- **Data extract**
<<<<

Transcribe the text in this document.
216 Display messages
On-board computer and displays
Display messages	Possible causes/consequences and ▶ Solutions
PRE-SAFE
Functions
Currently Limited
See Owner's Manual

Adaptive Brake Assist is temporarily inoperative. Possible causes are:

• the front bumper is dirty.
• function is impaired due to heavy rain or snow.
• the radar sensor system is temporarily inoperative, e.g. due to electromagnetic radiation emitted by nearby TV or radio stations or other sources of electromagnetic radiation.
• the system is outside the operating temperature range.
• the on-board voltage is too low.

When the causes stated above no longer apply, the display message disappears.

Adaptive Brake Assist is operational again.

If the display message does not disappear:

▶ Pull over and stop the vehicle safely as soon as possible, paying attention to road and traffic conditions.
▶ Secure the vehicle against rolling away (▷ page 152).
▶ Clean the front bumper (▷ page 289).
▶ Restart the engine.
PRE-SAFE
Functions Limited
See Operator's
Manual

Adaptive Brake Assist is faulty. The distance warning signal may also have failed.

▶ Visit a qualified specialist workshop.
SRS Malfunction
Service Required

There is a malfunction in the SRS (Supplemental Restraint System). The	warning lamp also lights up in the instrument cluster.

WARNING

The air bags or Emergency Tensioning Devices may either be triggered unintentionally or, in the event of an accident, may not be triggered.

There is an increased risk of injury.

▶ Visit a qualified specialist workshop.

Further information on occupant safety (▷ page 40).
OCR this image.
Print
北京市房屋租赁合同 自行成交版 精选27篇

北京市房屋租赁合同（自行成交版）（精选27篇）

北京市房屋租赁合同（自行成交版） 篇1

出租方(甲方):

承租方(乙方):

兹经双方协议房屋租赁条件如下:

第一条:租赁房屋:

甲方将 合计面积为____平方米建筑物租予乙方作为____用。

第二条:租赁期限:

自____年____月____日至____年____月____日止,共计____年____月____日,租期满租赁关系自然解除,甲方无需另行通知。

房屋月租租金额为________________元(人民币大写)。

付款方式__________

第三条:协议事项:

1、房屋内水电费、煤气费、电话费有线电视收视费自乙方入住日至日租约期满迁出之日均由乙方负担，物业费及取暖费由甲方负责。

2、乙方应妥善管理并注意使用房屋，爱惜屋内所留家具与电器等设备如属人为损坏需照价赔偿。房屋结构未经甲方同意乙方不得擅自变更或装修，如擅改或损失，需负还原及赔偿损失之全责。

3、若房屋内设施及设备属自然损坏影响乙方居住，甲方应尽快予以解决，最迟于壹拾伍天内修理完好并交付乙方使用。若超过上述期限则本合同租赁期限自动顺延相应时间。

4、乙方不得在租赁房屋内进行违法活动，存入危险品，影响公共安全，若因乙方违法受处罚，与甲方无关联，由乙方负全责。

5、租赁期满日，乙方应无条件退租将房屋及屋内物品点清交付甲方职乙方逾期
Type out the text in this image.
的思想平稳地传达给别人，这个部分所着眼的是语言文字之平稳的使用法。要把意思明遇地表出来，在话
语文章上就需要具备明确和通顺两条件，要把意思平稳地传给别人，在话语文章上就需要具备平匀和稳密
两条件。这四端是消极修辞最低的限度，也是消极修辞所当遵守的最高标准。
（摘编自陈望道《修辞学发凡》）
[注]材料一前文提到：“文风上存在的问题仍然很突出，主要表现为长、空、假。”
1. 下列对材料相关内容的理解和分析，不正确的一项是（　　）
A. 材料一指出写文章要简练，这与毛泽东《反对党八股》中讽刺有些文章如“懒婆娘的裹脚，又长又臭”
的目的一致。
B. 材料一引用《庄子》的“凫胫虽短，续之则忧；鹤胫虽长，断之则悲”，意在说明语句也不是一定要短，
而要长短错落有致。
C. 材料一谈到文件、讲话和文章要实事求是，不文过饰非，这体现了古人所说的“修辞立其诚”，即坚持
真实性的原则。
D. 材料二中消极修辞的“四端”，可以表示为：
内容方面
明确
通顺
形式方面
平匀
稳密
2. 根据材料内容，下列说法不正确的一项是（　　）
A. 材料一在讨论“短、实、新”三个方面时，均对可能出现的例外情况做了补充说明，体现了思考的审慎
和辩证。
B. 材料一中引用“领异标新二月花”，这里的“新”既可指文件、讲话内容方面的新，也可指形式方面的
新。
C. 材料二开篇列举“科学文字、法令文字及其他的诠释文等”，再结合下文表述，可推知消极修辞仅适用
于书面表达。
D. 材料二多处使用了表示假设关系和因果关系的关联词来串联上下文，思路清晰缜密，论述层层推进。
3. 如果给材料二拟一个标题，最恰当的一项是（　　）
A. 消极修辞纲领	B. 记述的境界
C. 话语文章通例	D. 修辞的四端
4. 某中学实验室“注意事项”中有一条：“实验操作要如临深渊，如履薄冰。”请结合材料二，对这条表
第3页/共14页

>>>>

Your task is to return, exactly and on their own, the lines from the one containing "Type out the text in this image." through the last line of the listing.

Type out the text in this image.
的思想平稳地传达给别人，这个部分所着眼的是语言文字之平稳的使用法。要把意思明遇地表出来，在话
语文章上就需要具备明确和通顺两条件，要把意思平稳地传给别人，在话语文章上就需要具备平匀和稳密
两条件。这四端是消极修辞最低的限度，也是消极修辞所当遵守的最高标准。
（摘编自陈望道《修辞学发凡》）
[注]材料一前文提到：“文风上存在的问题仍然很突出，主要表现为长、空、假。”
1. 下列对材料相关内容的理解和分析，不正确的一项是（　　）
A. 材料一指出写文章要简练，这与毛泽东《反对党八股》中讽刺有些文章如“懒婆娘的裹脚，又长又臭”
的目的一致。
B. 材料一引用《庄子》的“凫胫虽短，续之则忧；鹤胫虽长，断之则悲”，意在说明语句也不是一定要短，
而要长短错落有致。
C. 材料一谈到文件、讲话和文章要实事求是，不文过饰非，这体现了古人所说的“修辞立其诚”，即坚持
真实性的原则。
D. 材料二中消极修辞的“四端”，可以表示为：
内容方面
明确
通顺
形式方面
平匀
稳密
2. 根据材料内容，下列说法不正确的一项是（　　）
A. 材料一在讨论“短、实、新”三个方面时，均对可能出现的例外情况做了补充说明，体现了思考的审慎
和辩证。
B. 材料一中引用“领异标新二月花”，这里的“新”既可指文件、讲话内容方面的新，也可指形式方面的
新。
C. 材料二开篇列举“科学文字、法令文字及其他的诠释文等”，再结合下文表述，可推知消极修辞仅适用
于书面表达。
D. 材料二多处使用了表示假设关系和因果关系的关联词来串联上下文，思路清晰缜密，论述层层推进。
3. 如果给材料二拟一个标题，最恰当的一项是（　　）
A. 消极修辞纲领	B. 记述的境界
C. 话语文章通例	D. 修辞的四端
4. 某中学实验室“注意事项”中有一条：“实验操作要如临深渊，如履薄冰。”请结合材料二，对这条表
第3页/共14页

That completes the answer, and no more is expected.